Recorded data:
## Begin

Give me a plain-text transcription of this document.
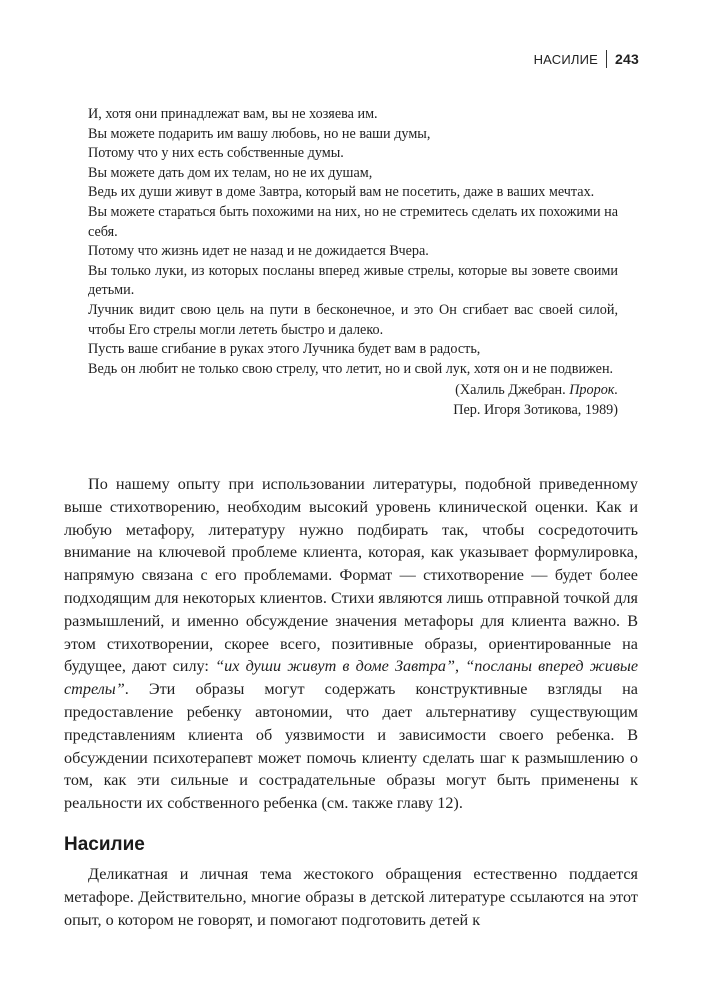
НАСИЛИЕ 243

И, хотя они принадлежат вам, вы не хозяева им.

Вы можете подарить им вашу любовь, но не ваши думы,

Потому что у них есть собственные думы.

Вы можете дать дом их телам, но не их душам,

Ведь их души живут в доме Завтра, который вам не посетить, даже в ваших мечтах.

Вы можете стараться быть похожими на них, но не стремитесь сделать их похожими на себя.

Потому что жизнь идет не назад и не дожидается Вчера.

Вы только луки, из которых посланы вперед живые стрелы, которые вы зовете своими детьми.

Лучник видит свою цель на пути в бесконечное, и это Он сгибает вас своей силой, чтобы Его стрелы могли лететь быстро и далеко.

Пусть ваше сгибание в руках этого Лучника будет вам в радость,

Ведь он любит не только свою стрелу, что летит, но и свой лук, хотя он и не подвижен.

(Халиль Джебран. Пророк.
Пер. Игоря Зотикова, 1989)

По нашему опыту при использовании литературы, подобной приведенному выше стихотворению, необходим высокий уровень клинической оценки. Как и любую метафору, литературу нужно подбирать так, чтобы сосредоточить внимание на ключевой проблеме клиента, которая, как указывает формулировка, напрямую связана с его проблемами. Формат — стихотворение — будет более подходящим для некоторых клиентов. Стихи являются лишь отправной точкой для размышлений, и именно обсуждение значения метафоры для клиента важно. В этом стихотворении, скорее всего, позитивные образы, ориентированные на будущее, дают силу: “их души живут в доме Завтра”, “посланы вперед живые стрелы”. Эти образы могут содержать конструктивные взгляды на предоставление ребенку автономии, что дает альтернативу существующим представлениям клиента об уязвимости и зависимости своего ребенка. В обсуждении психотерапевт может помочь клиенту сделать шаг к размышлению о том, как эти сильные и сострадательные образы могут быть применены к реальности их собственного ребенка (см. также главу 12).

Насилие

Деликатная и личная тема жестокого обращения естественно поддается метафоре. Действительно, многие образы в детской литературе ссылаются на этот опыт, о котором не говорят, и помогают подготовить детей к
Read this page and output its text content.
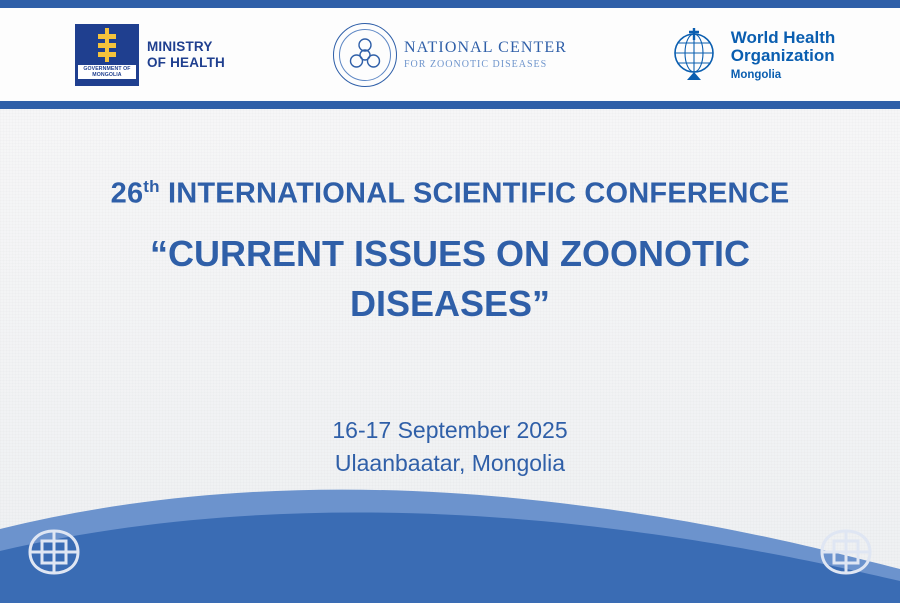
GOVERNMENT OF MONGOLIA
MINISTRY
OF HEALTH
NATIONAL CENTER
FOR ZOONOTIC DISEASES
World Health
Organization
Mongolia
26th INTERNATIONAL SCIENTIFIC CONFERENCE
“CURRENT ISSUES ON ZOONOTIC DISEASES”
16-17 September 2025
Ulaanbaatar, Mongolia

## End

:: EXERCISE AIM ::
Make an exact copy of the data, leaving its pictures out.

:: RESULT ::
Give me a plain-text transcription of this document.
НАСИЛИЕ 243

И, хотя они принадлежат вам, вы не хозяева им.

Вы можете подарить им вашу любовь, но не ваши думы,

Потому что у них есть собственные думы.

Вы можете дать дом их телам, но не их душам,

Ведь их души живут в доме Завтра, который вам не посетить, даже в ваших мечтах.

Вы можете стараться быть похожими на них, но не стремитесь сделать их похожими на себя.

Потому что жизнь идет не назад и не дожидается Вчера.

Вы только луки, из которых посланы вперед живые стрелы, которые вы зовете своими детьми.

Лучник видит свою цель на пути в бесконечное, и это Он сгибает вас своей силой, чтобы Его стрелы могли лететь быстро и далеко.

Пусть ваше сгибание в руках этого Лучника будет вам в радость,

Ведь он любит не только свою стрелу, что летит, но и свой лук, хотя он и не подвижен.

(Халиль Джебран. Пророк.
Пер. Игоря Зотикова, 1989)

По нашему опыту при использовании литературы, подобной приведенному выше стихотворению, необходим высокий уровень клинической оценки. Как и любую метафору, литературу нужно подбирать так, чтобы сосредоточить внимание на ключевой проблеме клиента, которая, как указывает формулировка, напрямую связана с его проблемами. Формат — стихотворение — будет более подходящим для некоторых клиентов. Стихи являются лишь отправной точкой для размышлений, и именно обсуждение значения метафоры для клиента важно. В этом стихотворении, скорее всего, позитивные образы, ориентированные на будущее, дают силу: “их души живут в доме Завтра”, “посланы вперед живые стрелы”. Эти образы могут содержать конструктивные взгляды на предоставление ребенку автономии, что дает альтернативу существующим представлениям клиента об уязвимости и зависимости своего ребенка. В обсуждении психотерапевт может помочь клиенту сделать шаг к размышлению о том, как эти сильные и сострадательные образы могут быть применены к реальности их собственного ребенка (см. также главу 12).

Насилие

Деликатная и личная тема жестокого обращения естественно поддается метафоре. Действительно, многие образы в детской литературе ссылаются на этот опыт, о котором не говорят, и помогают подготовить детей к
Read this page and output its text content.
GOVERNMENT OF MONGOLIA
MINISTRY
OF HEALTH
NATIONAL CENTER
FOR ZOONOTIC DISEASES
World Health
Organization
Mongolia
26th INTERNATIONAL SCIENTIFIC CONFERENCE
“CURRENT ISSUES ON ZOONOTIC DISEASES”
16-17 September 2025
Ulaanbaatar, Mongolia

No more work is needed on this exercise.